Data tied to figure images
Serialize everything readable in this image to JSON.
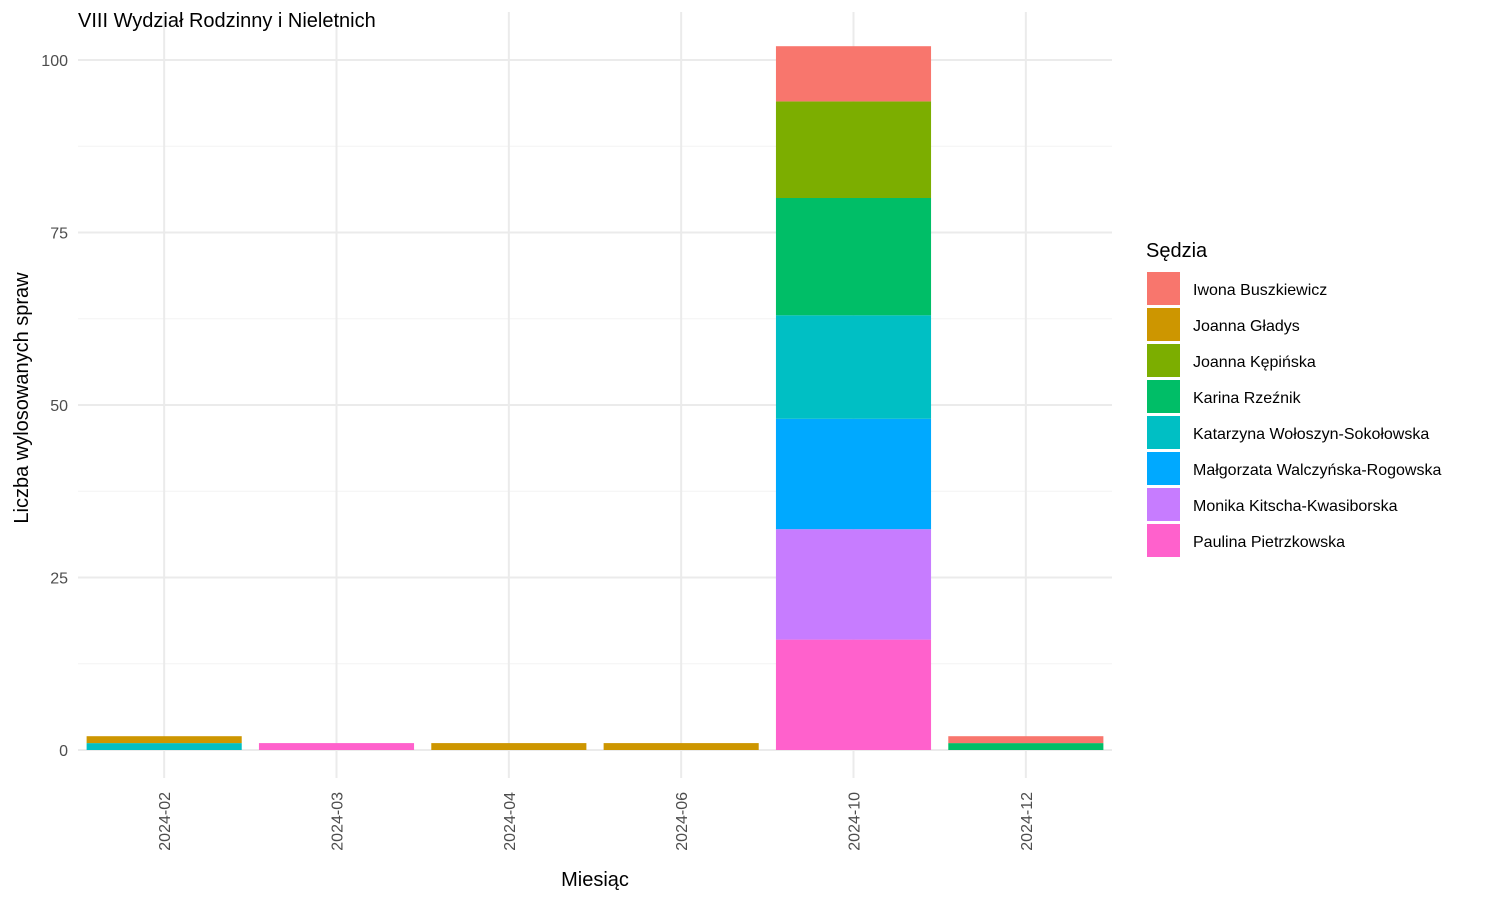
{
  "chart_data": {
    "type": "bar",
    "stacked": true,
    "title": "VIII Wydział Rodzinny i Nieletnich",
    "xlabel": "Miesiąc",
    "ylabel": "Liczba wylosowanych spraw",
    "ylim": [
      0,
      103
    ],
    "yticks": [
      0,
      25,
      50,
      75,
      100
    ],
    "grid": true,
    "legend_position": "right",
    "legend_title": "Sędzia",
    "categories": [
      "2024-02",
      "2024-03",
      "2024-04",
      "2024-06",
      "2024-10",
      "2024-12"
    ],
    "series": [
      {
        "name": "Iwona Buszkiewicz",
        "color": "#F8766D",
        "values": [
          0,
          0,
          0,
          0,
          8,
          1
        ]
      },
      {
        "name": "Joanna Gładys",
        "color": "#CD9600",
        "values": [
          1,
          0,
          1,
          1,
          0,
          0
        ]
      },
      {
        "name": "Joanna Kępińska",
        "color": "#7CAE00",
        "values": [
          0,
          0,
          0,
          0,
          14,
          0
        ]
      },
      {
        "name": "Karina Rzeźnik",
        "color": "#00BE67",
        "values": [
          0,
          0,
          0,
          0,
          17,
          1
        ]
      },
      {
        "name": "Katarzyna Wołoszyn-Sokołowska",
        "color": "#00BFC4",
        "values": [
          1,
          0,
          0,
          0,
          15,
          0
        ]
      },
      {
        "name": "Małgorzata Walczyńska-Rogowska",
        "color": "#00A9FF",
        "values": [
          0,
          0,
          0,
          0,
          16,
          0
        ]
      },
      {
        "name": "Monika Kitscha-Kwasiborska",
        "color": "#C77CFF",
        "values": [
          0,
          0,
          0,
          0,
          16,
          0
        ]
      },
      {
        "name": "Paulina Pietrzkowska",
        "color": "#FF61CC",
        "values": [
          0,
          1,
          0,
          0,
          16,
          0
        ]
      }
    ]
  }
}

_Problem details_.
Return all of the data exactly as written, and drop the pictures.

_Answer to the problem_.
Serialize everything readable in this image to JSON.
{
  "chart_data": {
    "type": "bar",
    "stacked": true,
    "title": "VIII Wydział Rodzinny i Nieletnich",
    "xlabel": "Miesiąc",
    "ylabel": "Liczba wylosowanych spraw",
    "ylim": [
      0,
      103
    ],
    "yticks": [
      0,
      25,
      50,
      75,
      100
    ],
    "grid": true,
    "legend_position": "right",
    "legend_title": "Sędzia",
    "categories": [
      "2024-02",
      "2024-03",
      "2024-04",
      "2024-06",
      "2024-10",
      "2024-12"
    ],
    "series": [
      {
        "name": "Iwona Buszkiewicz",
        "color": "#F8766D",
        "values": [
          0,
          0,
          0,
          0,
          8,
          1
        ]
      },
      {
        "name": "Joanna Gładys",
        "color": "#CD9600",
        "values": [
          1,
          0,
          1,
          1,
          0,
          0
        ]
      },
      {
        "name": "Joanna Kępińska",
        "color": "#7CAE00",
        "values": [
          0,
          0,
          0,
          0,
          14,
          0
        ]
      },
      {
        "name": "Karina Rzeźnik",
        "color": "#00BE67",
        "values": [
          0,
          0,
          0,
          0,
          17,
          1
        ]
      },
      {
        "name": "Katarzyna Wołoszyn-Sokołowska",
        "color": "#00BFC4",
        "values": [
          1,
          0,
          0,
          0,
          15,
          0
        ]
      },
      {
        "name": "Małgorzata Walczyńska-Rogowska",
        "color": "#00A9FF",
        "values": [
          0,
          0,
          0,
          0,
          16,
          0
        ]
      },
      {
        "name": "Monika Kitscha-Kwasiborska",
        "color": "#C77CFF",
        "values": [
          0,
          0,
          0,
          0,
          16,
          0
        ]
      },
      {
        "name": "Paulina Pietrzkowska",
        "color": "#FF61CC",
        "values": [
          0,
          1,
          0,
          0,
          16,
          0
        ]
      }
    ]
  }
}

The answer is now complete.